** START SUPPLIED RECORDS **

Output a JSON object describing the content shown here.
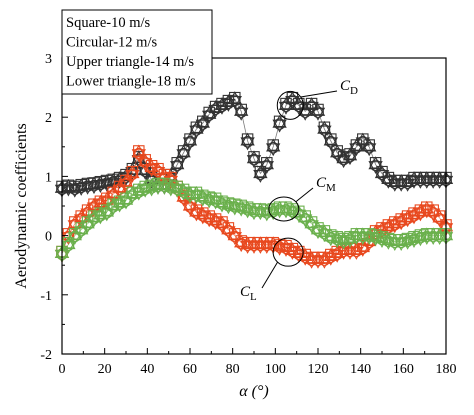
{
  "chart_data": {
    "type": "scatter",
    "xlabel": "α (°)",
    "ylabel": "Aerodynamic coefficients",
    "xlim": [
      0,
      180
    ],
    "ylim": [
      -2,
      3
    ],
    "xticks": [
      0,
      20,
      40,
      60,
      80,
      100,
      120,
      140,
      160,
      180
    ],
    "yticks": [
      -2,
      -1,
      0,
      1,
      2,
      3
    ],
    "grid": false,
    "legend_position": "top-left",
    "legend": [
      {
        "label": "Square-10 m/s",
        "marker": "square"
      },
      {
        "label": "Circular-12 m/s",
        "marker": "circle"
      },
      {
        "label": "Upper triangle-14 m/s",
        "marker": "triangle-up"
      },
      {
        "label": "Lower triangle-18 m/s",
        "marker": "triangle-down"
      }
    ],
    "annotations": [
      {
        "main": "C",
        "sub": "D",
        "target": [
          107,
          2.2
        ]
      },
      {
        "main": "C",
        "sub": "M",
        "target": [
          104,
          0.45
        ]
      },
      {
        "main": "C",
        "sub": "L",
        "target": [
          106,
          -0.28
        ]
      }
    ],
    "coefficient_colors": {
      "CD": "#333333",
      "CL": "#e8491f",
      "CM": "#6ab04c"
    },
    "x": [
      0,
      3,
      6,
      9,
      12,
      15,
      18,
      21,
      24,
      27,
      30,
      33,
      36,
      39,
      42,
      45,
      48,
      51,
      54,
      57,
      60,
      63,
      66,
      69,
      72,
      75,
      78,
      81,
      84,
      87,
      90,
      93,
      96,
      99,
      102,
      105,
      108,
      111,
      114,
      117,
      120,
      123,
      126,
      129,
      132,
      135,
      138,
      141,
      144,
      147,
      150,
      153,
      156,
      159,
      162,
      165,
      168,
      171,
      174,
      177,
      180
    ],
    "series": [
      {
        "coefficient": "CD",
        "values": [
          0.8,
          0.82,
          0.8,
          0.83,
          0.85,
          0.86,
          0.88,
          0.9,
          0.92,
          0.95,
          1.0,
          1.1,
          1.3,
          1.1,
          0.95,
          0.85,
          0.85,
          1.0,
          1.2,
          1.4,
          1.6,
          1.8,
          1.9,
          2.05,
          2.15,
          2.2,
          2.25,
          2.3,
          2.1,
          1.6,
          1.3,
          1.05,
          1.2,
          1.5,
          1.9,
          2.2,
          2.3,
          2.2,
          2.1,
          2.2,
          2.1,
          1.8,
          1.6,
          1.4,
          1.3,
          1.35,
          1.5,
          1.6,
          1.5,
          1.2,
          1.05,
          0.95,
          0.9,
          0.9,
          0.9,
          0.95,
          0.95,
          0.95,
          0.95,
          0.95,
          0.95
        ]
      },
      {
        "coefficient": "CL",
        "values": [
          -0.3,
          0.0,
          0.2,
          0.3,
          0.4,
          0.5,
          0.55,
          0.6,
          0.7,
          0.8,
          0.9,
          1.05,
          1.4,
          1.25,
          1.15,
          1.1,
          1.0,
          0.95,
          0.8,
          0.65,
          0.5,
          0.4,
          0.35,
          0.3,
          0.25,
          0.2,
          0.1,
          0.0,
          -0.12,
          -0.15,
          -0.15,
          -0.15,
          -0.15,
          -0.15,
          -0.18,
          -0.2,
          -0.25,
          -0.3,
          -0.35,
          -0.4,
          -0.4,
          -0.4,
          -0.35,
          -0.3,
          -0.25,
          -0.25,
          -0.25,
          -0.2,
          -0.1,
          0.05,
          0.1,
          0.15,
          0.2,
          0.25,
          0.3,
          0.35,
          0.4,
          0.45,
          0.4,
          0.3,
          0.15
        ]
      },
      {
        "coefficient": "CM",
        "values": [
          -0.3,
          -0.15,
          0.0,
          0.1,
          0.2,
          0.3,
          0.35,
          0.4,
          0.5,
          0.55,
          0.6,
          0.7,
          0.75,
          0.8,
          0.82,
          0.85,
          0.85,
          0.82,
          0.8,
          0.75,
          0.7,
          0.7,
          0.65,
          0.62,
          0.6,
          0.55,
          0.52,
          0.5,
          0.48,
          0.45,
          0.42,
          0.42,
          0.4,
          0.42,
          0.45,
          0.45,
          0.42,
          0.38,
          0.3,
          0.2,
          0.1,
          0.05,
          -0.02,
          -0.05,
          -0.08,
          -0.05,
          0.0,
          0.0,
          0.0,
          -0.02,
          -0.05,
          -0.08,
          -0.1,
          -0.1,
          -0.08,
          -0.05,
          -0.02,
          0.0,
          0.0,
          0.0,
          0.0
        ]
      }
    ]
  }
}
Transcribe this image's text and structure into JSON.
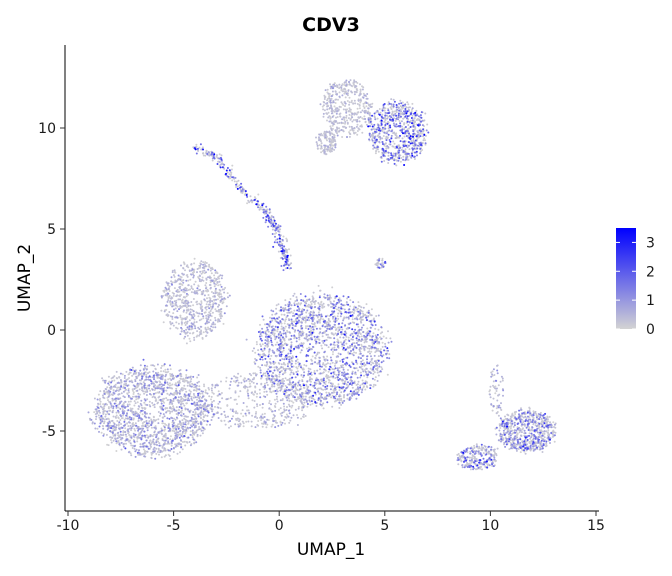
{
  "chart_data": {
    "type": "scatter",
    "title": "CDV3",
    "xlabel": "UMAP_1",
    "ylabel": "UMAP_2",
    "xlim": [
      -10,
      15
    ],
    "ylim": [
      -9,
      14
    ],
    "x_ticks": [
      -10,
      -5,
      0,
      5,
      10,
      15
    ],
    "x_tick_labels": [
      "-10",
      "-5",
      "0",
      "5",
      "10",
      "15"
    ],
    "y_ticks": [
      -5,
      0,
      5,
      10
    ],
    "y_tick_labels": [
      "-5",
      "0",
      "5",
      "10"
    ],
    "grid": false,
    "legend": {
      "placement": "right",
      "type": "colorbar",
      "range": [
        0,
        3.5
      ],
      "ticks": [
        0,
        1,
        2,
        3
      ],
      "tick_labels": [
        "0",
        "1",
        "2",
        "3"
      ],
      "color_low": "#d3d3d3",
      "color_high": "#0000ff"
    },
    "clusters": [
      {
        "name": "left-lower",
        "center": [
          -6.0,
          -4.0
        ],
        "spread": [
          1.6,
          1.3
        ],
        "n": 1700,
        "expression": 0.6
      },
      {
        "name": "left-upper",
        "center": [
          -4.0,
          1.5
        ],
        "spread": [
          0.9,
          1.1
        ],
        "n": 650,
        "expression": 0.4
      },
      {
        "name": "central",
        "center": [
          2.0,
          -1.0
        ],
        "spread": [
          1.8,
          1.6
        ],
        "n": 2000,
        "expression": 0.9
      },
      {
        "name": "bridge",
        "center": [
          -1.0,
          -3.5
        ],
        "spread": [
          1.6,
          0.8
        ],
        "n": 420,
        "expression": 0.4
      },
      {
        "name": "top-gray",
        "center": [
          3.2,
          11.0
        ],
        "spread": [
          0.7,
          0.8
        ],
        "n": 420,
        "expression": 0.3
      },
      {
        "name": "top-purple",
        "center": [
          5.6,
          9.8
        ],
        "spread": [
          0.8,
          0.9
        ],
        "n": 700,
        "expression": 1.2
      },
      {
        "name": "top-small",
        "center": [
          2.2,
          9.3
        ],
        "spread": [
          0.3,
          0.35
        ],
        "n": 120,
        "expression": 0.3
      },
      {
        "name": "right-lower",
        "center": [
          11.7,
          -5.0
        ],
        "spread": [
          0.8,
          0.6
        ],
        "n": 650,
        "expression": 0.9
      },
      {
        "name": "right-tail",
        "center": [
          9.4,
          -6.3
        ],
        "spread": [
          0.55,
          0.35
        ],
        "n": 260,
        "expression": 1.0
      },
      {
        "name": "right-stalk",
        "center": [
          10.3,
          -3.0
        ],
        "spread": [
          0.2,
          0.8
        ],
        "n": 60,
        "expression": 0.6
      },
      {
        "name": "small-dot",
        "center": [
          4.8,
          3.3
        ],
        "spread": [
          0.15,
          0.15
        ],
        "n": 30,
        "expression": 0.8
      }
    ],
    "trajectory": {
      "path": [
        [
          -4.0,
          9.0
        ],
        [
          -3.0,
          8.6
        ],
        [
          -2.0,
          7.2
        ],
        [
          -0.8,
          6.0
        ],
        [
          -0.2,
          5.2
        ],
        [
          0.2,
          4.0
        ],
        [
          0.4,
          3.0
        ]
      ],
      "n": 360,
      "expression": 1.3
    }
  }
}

** END SUPPLIED RECORDS **

### WRITTEN PROBLEM
List every line above that contains the word "marker".

### ANSWER
        "marker": "square"
        "marker": "circle"
        "marker": "triangle-up"
        "marker": "triangle-down"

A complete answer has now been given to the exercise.